▶ **Instructions for the task**
Only the number is wanted: how many lines contain the word "trajectory"?

* Start Record extracts *

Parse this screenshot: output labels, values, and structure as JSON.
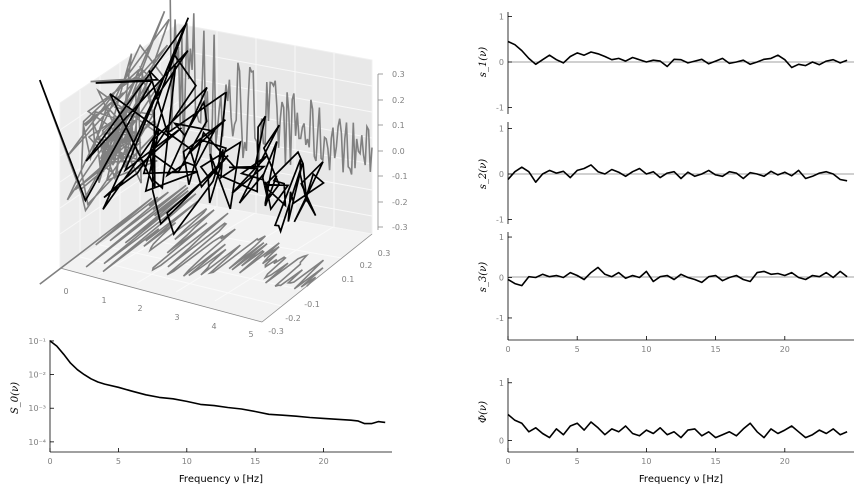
{
  "chart_data": [
    {
      "type": "line3d",
      "panel": "3d-trajectory",
      "x_ticks": [
        "0",
        "1",
        "2",
        "3",
        "4",
        "5"
      ],
      "y_ticks": [
        "-0.3",
        "-0.2",
        "-0.1",
        "0.1",
        "0.2",
        "0.3"
      ],
      "z_ticks": [
        "0.3",
        "0.2",
        "0.1",
        "0.0",
        "-0.1",
        "-0.2",
        "-0.3"
      ],
      "series": [
        {
          "role": "trajectory",
          "color": "#000000"
        },
        {
          "role": "projection-back-wall",
          "color": "#808080"
        },
        {
          "role": "projection-side-wall",
          "color": "#808080"
        },
        {
          "role": "projection-floor",
          "color": "#808080"
        }
      ],
      "grid": true
    },
    {
      "type": "line",
      "panel": "spectrum",
      "ylabel": "S_0(ν)",
      "xlabel": "Frequency ν [Hz]",
      "yscale": "log",
      "ylim": [
        5e-05,
        0.15
      ],
      "xlim": [
        0,
        25
      ],
      "x_ticks": [
        "0",
        "5",
        "10",
        "15",
        "20"
      ],
      "y_ticks": [
        "10⁻¹",
        "10⁻²",
        "10⁻³",
        "10⁻⁴"
      ],
      "x": [
        0,
        0.5,
        1,
        1.5,
        2,
        2.5,
        3,
        3.5,
        4,
        5,
        6,
        7,
        8,
        9,
        10,
        11,
        12,
        13,
        14,
        15,
        16,
        17,
        18,
        19,
        20,
        21,
        22,
        22.5,
        23,
        23.5,
        24,
        24.5
      ],
      "y": [
        0.1,
        0.07,
        0.04,
        0.022,
        0.014,
        0.01,
        0.0075,
        0.006,
        0.0052,
        0.0042,
        0.0032,
        0.0025,
        0.0021,
        0.0019,
        0.0016,
        0.0013,
        0.0012,
        0.00105,
        0.00095,
        0.0008,
        0.00066,
        0.00062,
        0.00058,
        0.00053,
        0.0005,
        0.00047,
        0.00044,
        0.00042,
        0.00035,
        0.00035,
        0.0004,
        0.00038
      ]
    },
    {
      "type": "line",
      "panel": "s1",
      "ylabel": "s_1(ν)",
      "ylim": [
        -1.1,
        1.1
      ],
      "xlim": [
        0,
        25
      ],
      "y_ticks": [
        "1",
        "0",
        "-1"
      ],
      "x": [
        0,
        0.5,
        1,
        1.5,
        2,
        2.5,
        3,
        3.5,
        4,
        4.5,
        5,
        5.5,
        6,
        6.5,
        7,
        7.5,
        8,
        8.5,
        9,
        9.5,
        10,
        10.5,
        11,
        11.5,
        12,
        12.5,
        13,
        13.5,
        14,
        14.5,
        15,
        15.5,
        16,
        16.5,
        17,
        17.5,
        18,
        18.5,
        19,
        19.5,
        20,
        20.5,
        21,
        21.5,
        22,
        22.5,
        23,
        23.5,
        24,
        24.5
      ],
      "y": [
        0.45,
        0.38,
        0.25,
        0.08,
        -0.05,
        0.05,
        0.15,
        0.05,
        -0.02,
        0.12,
        0.2,
        0.15,
        0.22,
        0.18,
        0.12,
        0.05,
        0.08,
        0.02,
        0.1,
        0.05,
        0.0,
        0.04,
        0.02,
        -0.1,
        0.06,
        0.05,
        -0.02,
        0.02,
        0.06,
        -0.04,
        0.02,
        0.08,
        -0.03,
        0.0,
        0.04,
        -0.05,
        0.0,
        0.06,
        0.08,
        0.15,
        0.05,
        -0.12,
        -0.05,
        -0.08,
        0.0,
        -0.06,
        0.02,
        0.05,
        -0.02,
        0.04
      ]
    },
    {
      "type": "line",
      "panel": "s2",
      "ylabel": "s_2(ν)",
      "ylim": [
        -1.1,
        1.1
      ],
      "xlim": [
        0,
        25
      ],
      "y_ticks": [
        "1",
        "0",
        "-1"
      ],
      "x": [
        0,
        0.5,
        1,
        1.5,
        2,
        2.5,
        3,
        3.5,
        4,
        4.5,
        5,
        5.5,
        6,
        6.5,
        7,
        7.5,
        8,
        8.5,
        9,
        9.5,
        10,
        10.5,
        11,
        11.5,
        12,
        12.5,
        13,
        13.5,
        14,
        14.5,
        15,
        15.5,
        16,
        16.5,
        17,
        17.5,
        18,
        18.5,
        19,
        19.5,
        20,
        20.5,
        21,
        21.5,
        22,
        22.5,
        23,
        23.5,
        24,
        24.5
      ],
      "y": [
        -0.12,
        0.05,
        0.15,
        0.05,
        -0.18,
        0.0,
        0.08,
        0.02,
        0.06,
        -0.08,
        0.08,
        0.12,
        0.2,
        0.05,
        0.0,
        0.1,
        0.04,
        -0.05,
        0.05,
        0.12,
        0.0,
        0.05,
        -0.08,
        0.02,
        0.05,
        -0.1,
        0.04,
        -0.05,
        0.0,
        0.08,
        -0.02,
        -0.05,
        0.05,
        0.02,
        -0.1,
        0.03,
        0.0,
        -0.05,
        0.06,
        -0.02,
        0.04,
        -0.04,
        0.08,
        -0.1,
        -0.05,
        0.02,
        0.05,
        0.0,
        -0.12,
        -0.15
      ]
    },
    {
      "type": "line",
      "panel": "s3",
      "ylabel": "s_3(ν)",
      "ylim": [
        -1.1,
        1.1
      ],
      "xlim": [
        0,
        25
      ],
      "x_ticks": [
        "0",
        "5",
        "10",
        "15",
        "20"
      ],
      "y_ticks": [
        "1",
        "0",
        "-1"
      ],
      "x": [
        0,
        0.5,
        1,
        1.5,
        2,
        2.5,
        3,
        3.5,
        4,
        4.5,
        5,
        5.5,
        6,
        6.5,
        7,
        7.5,
        8,
        8.5,
        9,
        9.5,
        10,
        10.5,
        11,
        11.5,
        12,
        12.5,
        13,
        13.5,
        14,
        14.5,
        15,
        15.5,
        16,
        16.5,
        17,
        17.5,
        18,
        18.5,
        19,
        19.5,
        20,
        20.5,
        21,
        21.5,
        22,
        22.5,
        23,
        23.5,
        24,
        24.5
      ],
      "y": [
        -0.05,
        -0.15,
        -0.2,
        0.02,
        0.0,
        0.08,
        0.02,
        0.05,
        0.0,
        0.12,
        0.05,
        -0.05,
        0.12,
        0.25,
        0.08,
        0.02,
        0.12,
        -0.02,
        0.05,
        0.0,
        0.15,
        -0.1,
        0.02,
        0.05,
        -0.05,
        0.08,
        0.0,
        -0.05,
        -0.12,
        0.02,
        0.05,
        -0.08,
        0.0,
        0.05,
        -0.05,
        -0.1,
        0.12,
        0.15,
        0.08,
        0.1,
        0.05,
        0.12,
        0.0,
        -0.05,
        0.05,
        0.02,
        0.12,
        0.0,
        0.15,
        0.02
      ]
    },
    {
      "type": "line",
      "panel": "phi",
      "ylabel": "Φ(ν)",
      "xlabel": "Frequency ν [Hz]",
      "ylim": [
        -0.2,
        1.1
      ],
      "xlim": [
        0,
        25
      ],
      "x_ticks": [
        "0",
        "5",
        "10",
        "15",
        "20"
      ],
      "y_ticks": [
        "1",
        "0"
      ],
      "x": [
        0,
        0.5,
        1,
        1.5,
        2,
        2.5,
        3,
        3.5,
        4,
        4.5,
        5,
        5.5,
        6,
        6.5,
        7,
        7.5,
        8,
        8.5,
        9,
        9.5,
        10,
        10.5,
        11,
        11.5,
        12,
        12.5,
        13,
        13.5,
        14,
        14.5,
        15,
        15.5,
        16,
        16.5,
        17,
        17.5,
        18,
        18.5,
        19,
        19.5,
        20,
        20.5,
        21,
        21.5,
        22,
        22.5,
        23,
        23.5,
        24,
        24.5
      ],
      "y": [
        0.45,
        0.35,
        0.3,
        0.15,
        0.22,
        0.12,
        0.05,
        0.2,
        0.1,
        0.25,
        0.3,
        0.18,
        0.32,
        0.22,
        0.1,
        0.2,
        0.15,
        0.25,
        0.12,
        0.08,
        0.18,
        0.12,
        0.22,
        0.1,
        0.15,
        0.05,
        0.18,
        0.2,
        0.08,
        0.15,
        0.05,
        0.1,
        0.15,
        0.08,
        0.2,
        0.3,
        0.15,
        0.05,
        0.2,
        0.12,
        0.18,
        0.25,
        0.15,
        0.05,
        0.1,
        0.18,
        0.12,
        0.2,
        0.1,
        0.15
      ]
    }
  ]
}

* End Record extracts *

▶ **Final answer**
2